» **WORK TO DO**
Quote the full listing word for word.

» **STORED DATA**

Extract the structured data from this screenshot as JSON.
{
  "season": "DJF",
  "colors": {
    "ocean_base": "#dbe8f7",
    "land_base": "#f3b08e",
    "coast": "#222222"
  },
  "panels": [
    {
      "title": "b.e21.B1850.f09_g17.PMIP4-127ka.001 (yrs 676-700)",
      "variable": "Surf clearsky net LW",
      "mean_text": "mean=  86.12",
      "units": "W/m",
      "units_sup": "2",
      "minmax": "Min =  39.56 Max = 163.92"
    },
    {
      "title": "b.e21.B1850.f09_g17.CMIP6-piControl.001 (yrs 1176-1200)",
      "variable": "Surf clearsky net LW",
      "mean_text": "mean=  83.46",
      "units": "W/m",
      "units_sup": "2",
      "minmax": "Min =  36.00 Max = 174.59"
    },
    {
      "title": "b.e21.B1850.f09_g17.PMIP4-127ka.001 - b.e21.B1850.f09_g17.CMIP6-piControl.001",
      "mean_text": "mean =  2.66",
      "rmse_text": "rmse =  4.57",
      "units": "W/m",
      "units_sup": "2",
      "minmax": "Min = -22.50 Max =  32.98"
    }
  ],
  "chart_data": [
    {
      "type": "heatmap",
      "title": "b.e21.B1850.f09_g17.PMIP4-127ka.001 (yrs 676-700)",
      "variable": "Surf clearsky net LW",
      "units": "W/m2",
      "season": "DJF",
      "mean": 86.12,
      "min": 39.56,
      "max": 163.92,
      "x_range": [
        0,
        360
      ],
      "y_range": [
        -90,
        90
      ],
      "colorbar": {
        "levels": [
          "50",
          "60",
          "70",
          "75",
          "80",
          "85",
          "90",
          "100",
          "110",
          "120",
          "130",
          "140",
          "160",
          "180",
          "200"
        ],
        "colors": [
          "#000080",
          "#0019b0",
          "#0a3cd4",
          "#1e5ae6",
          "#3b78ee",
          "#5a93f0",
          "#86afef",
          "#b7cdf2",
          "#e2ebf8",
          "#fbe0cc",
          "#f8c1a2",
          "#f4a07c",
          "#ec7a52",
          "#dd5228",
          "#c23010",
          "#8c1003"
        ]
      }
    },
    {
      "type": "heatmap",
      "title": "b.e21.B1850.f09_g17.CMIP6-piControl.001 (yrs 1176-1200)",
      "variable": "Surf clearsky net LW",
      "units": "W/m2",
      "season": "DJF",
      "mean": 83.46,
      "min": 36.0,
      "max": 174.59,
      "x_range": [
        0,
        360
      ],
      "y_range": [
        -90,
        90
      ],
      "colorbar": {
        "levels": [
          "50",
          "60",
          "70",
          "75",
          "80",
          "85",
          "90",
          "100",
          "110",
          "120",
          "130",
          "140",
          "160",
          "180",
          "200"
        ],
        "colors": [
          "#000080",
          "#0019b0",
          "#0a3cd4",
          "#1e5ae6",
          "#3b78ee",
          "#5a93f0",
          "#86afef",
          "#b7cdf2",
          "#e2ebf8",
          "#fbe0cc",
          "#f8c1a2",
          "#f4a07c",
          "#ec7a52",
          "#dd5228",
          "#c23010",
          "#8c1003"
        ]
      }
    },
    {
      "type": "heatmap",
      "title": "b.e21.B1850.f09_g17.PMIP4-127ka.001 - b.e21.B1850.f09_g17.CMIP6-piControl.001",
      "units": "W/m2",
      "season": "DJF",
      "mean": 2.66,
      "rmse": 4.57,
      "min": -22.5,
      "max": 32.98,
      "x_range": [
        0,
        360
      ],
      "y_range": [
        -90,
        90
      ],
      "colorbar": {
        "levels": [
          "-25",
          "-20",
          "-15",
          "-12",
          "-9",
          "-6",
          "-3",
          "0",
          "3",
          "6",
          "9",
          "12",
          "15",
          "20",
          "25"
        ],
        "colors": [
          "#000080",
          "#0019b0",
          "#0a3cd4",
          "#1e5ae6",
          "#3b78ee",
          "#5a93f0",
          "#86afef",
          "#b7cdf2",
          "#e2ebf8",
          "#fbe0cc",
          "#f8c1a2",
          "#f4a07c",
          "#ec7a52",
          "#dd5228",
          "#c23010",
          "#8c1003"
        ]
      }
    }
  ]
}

» **TASK OUTPUT**
Extract the structured data from this screenshot as JSON.
{
  "season": "DJF",
  "colors": {
    "ocean_base": "#dbe8f7",
    "land_base": "#f3b08e",
    "coast": "#222222"
  },
  "panels": [
    {
      "title": "b.e21.B1850.f09_g17.PMIP4-127ka.001 (yrs 676-700)",
      "variable": "Surf clearsky net LW",
      "mean_text": "mean=  86.12",
      "units": "W/m",
      "units_sup": "2",
      "minmax": "Min =  39.56 Max = 163.92"
    },
    {
      "title": "b.e21.B1850.f09_g17.CMIP6-piControl.001 (yrs 1176-1200)",
      "variable": "Surf clearsky net LW",
      "mean_text": "mean=  83.46",
      "units": "W/m",
      "units_sup": "2",
      "minmax": "Min =  36.00 Max = 174.59"
    },
    {
      "title": "b.e21.B1850.f09_g17.PMIP4-127ka.001 - b.e21.B1850.f09_g17.CMIP6-piControl.001",
      "mean_text": "mean =  2.66",
      "rmse_text": "rmse =  4.57",
      "units": "W/m",
      "units_sup": "2",
      "minmax": "Min = -22.50 Max =  32.98"
    }
  ],
  "chart_data": [
    {
      "type": "heatmap",
      "title": "b.e21.B1850.f09_g17.PMIP4-127ka.001 (yrs 676-700)",
      "variable": "Surf clearsky net LW",
      "units": "W/m2",
      "season": "DJF",
      "mean": 86.12,
      "min": 39.56,
      "max": 163.92,
      "x_range": [
        0,
        360
      ],
      "y_range": [
        -90,
        90
      ],
      "colorbar": {
        "levels": [
          "50",
          "60",
          "70",
          "75",
          "80",
          "85",
          "90",
          "100",
          "110",
          "120",
          "130",
          "140",
          "160",
          "180",
          "200"
        ],
        "colors": [
          "#000080",
          "#0019b0",
          "#0a3cd4",
          "#1e5ae6",
          "#3b78ee",
          "#5a93f0",
          "#86afef",
          "#b7cdf2",
          "#e2ebf8",
          "#fbe0cc",
          "#f8c1a2",
          "#f4a07c",
          "#ec7a52",
          "#dd5228",
          "#c23010",
          "#8c1003"
        ]
      }
    },
    {
      "type": "heatmap",
      "title": "b.e21.B1850.f09_g17.CMIP6-piControl.001 (yrs 1176-1200)",
      "variable": "Surf clearsky net LW",
      "units": "W/m2",
      "season": "DJF",
      "mean": 83.46,
      "min": 36.0,
      "max": 174.59,
      "x_range": [
        0,
        360
      ],
      "y_range": [
        -90,
        90
      ],
      "colorbar": {
        "levels": [
          "50",
          "60",
          "70",
          "75",
          "80",
          "85",
          "90",
          "100",
          "110",
          "120",
          "130",
          "140",
          "160",
          "180",
          "200"
        ],
        "colors": [
          "#000080",
          "#0019b0",
          "#0a3cd4",
          "#1e5ae6",
          "#3b78ee",
          "#5a93f0",
          "#86afef",
          "#b7cdf2",
          "#e2ebf8",
          "#fbe0cc",
          "#f8c1a2",
          "#f4a07c",
          "#ec7a52",
          "#dd5228",
          "#c23010",
          "#8c1003"
        ]
      }
    },
    {
      "type": "heatmap",
      "title": "b.e21.B1850.f09_g17.PMIP4-127ka.001 - b.e21.B1850.f09_g17.CMIP6-piControl.001",
      "units": "W/m2",
      "season": "DJF",
      "mean": 2.66,
      "rmse": 4.57,
      "min": -22.5,
      "max": 32.98,
      "x_range": [
        0,
        360
      ],
      "y_range": [
        -90,
        90
      ],
      "colorbar": {
        "levels": [
          "-25",
          "-20",
          "-15",
          "-12",
          "-9",
          "-6",
          "-3",
          "0",
          "3",
          "6",
          "9",
          "12",
          "15",
          "20",
          "25"
        ],
        "colors": [
          "#000080",
          "#0019b0",
          "#0a3cd4",
          "#1e5ae6",
          "#3b78ee",
          "#5a93f0",
          "#86afef",
          "#b7cdf2",
          "#e2ebf8",
          "#fbe0cc",
          "#f8c1a2",
          "#f4a07c",
          "#ec7a52",
          "#dd5228",
          "#c23010",
          "#8c1003"
        ]
      }
    }
  ]
}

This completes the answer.